Task input:
────────────────

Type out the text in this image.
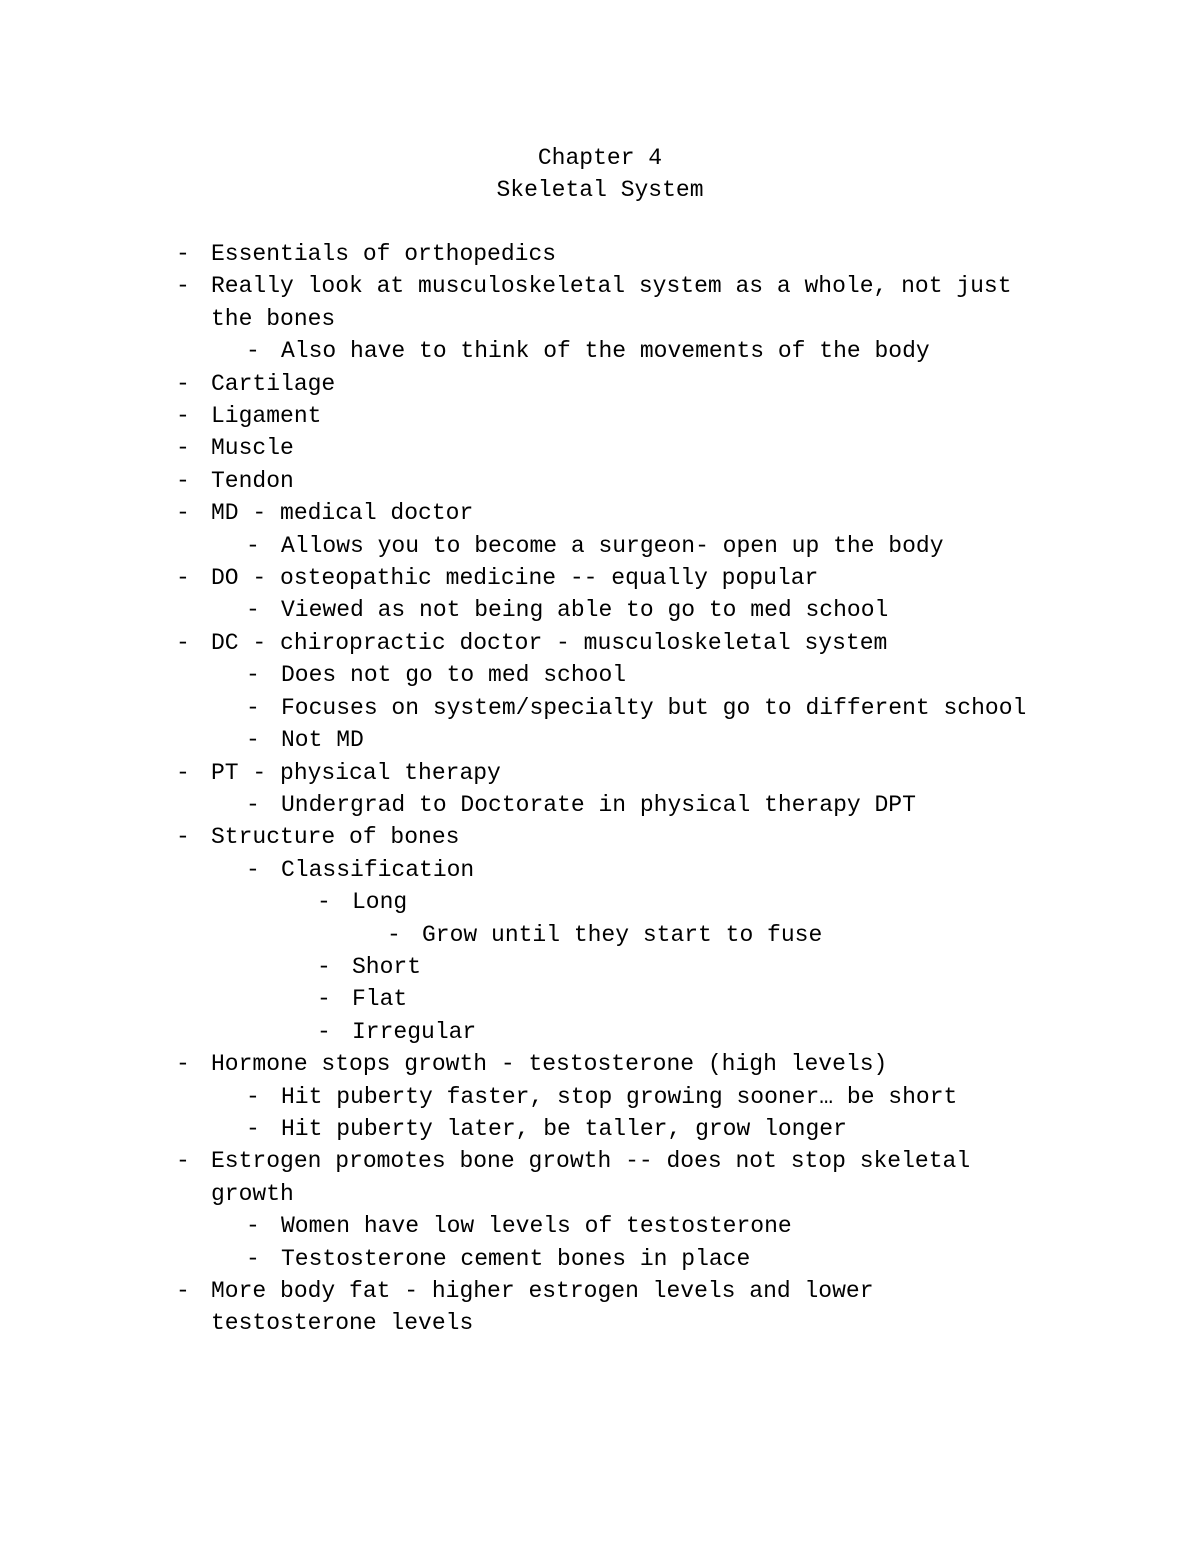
Chapter 4
Skeletal System
- Essentials of orthopedics
- Really look at musculoskeletal system as a whole, not just
the bones
- Also have to think of the movements of the body
- Cartilage
- Ligament
- Muscle
- Tendon
- MD - medical doctor
- Allows you to become a surgeon- open up the body
- DO - osteopathic medicine -- equally popular
- Viewed as not being able to go to med school
- DC - chiropractic doctor - musculoskeletal system
- Does not go to med school
- Focuses on system/specialty but go to different school
- Not MD
- PT - physical therapy
- Undergrad to Doctorate in physical therapy DPT
- Structure of bones
- Classification
- Long
- Grow until they start to fuse
- Short
- Flat
- Irregular
- Hormone stops growth - testosterone (high levels)
- Hit puberty faster, stop growing sooner… be short
- Hit puberty later, be taller, grow longer
- Estrogen promotes bone growth -- does not stop skeletal
growth
- Women have low levels of testosterone
- Testosterone cement bones in place
- More body fat - higher estrogen levels and lower
testosterone levels
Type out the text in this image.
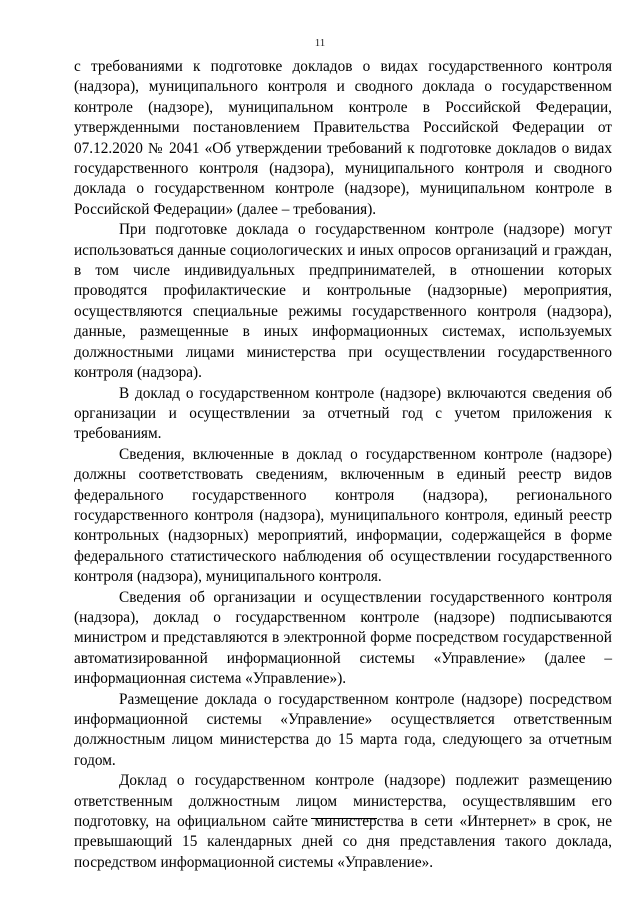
11

с требованиями к подготовке докладов о видах государственного контроля (надзора), муниципального контроля и сводного доклада о государственном контроле (надзоре), муниципальном контроле в Российской Федерации, утвержденными постановлением Правительства Российской Федерации от 07.12.2020 № 2041 «Об утверждении требований к подготовке докладов о видах государственного контроля (надзора), муниципального контроля и сводного доклада о государственном контроле (надзоре), муниципальном контроле в Российской Федерации» (далее – требования).

При подготовке доклада о государственном контроле (надзоре) могут использоваться данные социологических и иных опросов организаций и граждан, в том числе индивидуальных предпринимателей, в отношении которых проводятся профилактические и контрольные (надзорные) мероприятия, осуществляются специальные режимы государственного контроля (надзора), данные, размещенные в иных информационных системах, используемых должностными лицами министерства при осуществлении государственного контроля (надзора).

В доклад о государственном контроле (надзоре) включаются сведения об организации и осуществлении за отчетный год с учетом приложения к требованиям.

Сведения, включенные в доклад о государственном контроле (надзоре) должны соответствовать сведениям, включенным в единый реестр видов федерального государственного контроля (надзора), регионального государственного контроля (надзора), муниципального контроля, единый реестр контрольных (надзорных) мероприятий, информации, содержащейся в форме федерального статистического наблюдения об осуществлении государственного контроля (надзора), муниципального контроля.

Сведения об организации и осуществлении государственного контроля (надзора), доклад о государственном контроле (надзоре) подписываются министром и представляются в электронной форме посредством государственной автоматизированной информационной системы «Управление» (далее – информационная система «Управление»).

Размещение доклада о государственном контроле (надзоре) посредством информационной системы «Управление» осуществляется ответственным должностным лицом министерства до 15 марта года, следующего за отчетным годом.

Доклад о государственном контроле (надзоре) подлежит размещению ответственным должностным лицом министерства, осуществлявшим его подготовку, на официальном сайте министерства в сети «Интернет» в срок, не превышающий 15 календарных дней со дня представления такого доклада, посредством информационной системы «Управление».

────────────────

Work required: Wherever the string "ответственным" appears in the entries above, list that line.

Answer to the task:
Размещение доклада о государственном контроле (надзоре) посредством информационной системы «Управление» осуществляется ответственным должностным лицом министерства до 15 марта года, следующего за отчетным годом.
Доклад о государственном контроле (надзоре) подлежит размещению ответственным должностным лицом министерства, осуществлявшим его подготовку, на официальном сайте министерства в сети «Интернет» в срок, не превышающий 15 календарных дней со дня представления такого доклада, посредством информационной системы «Управление».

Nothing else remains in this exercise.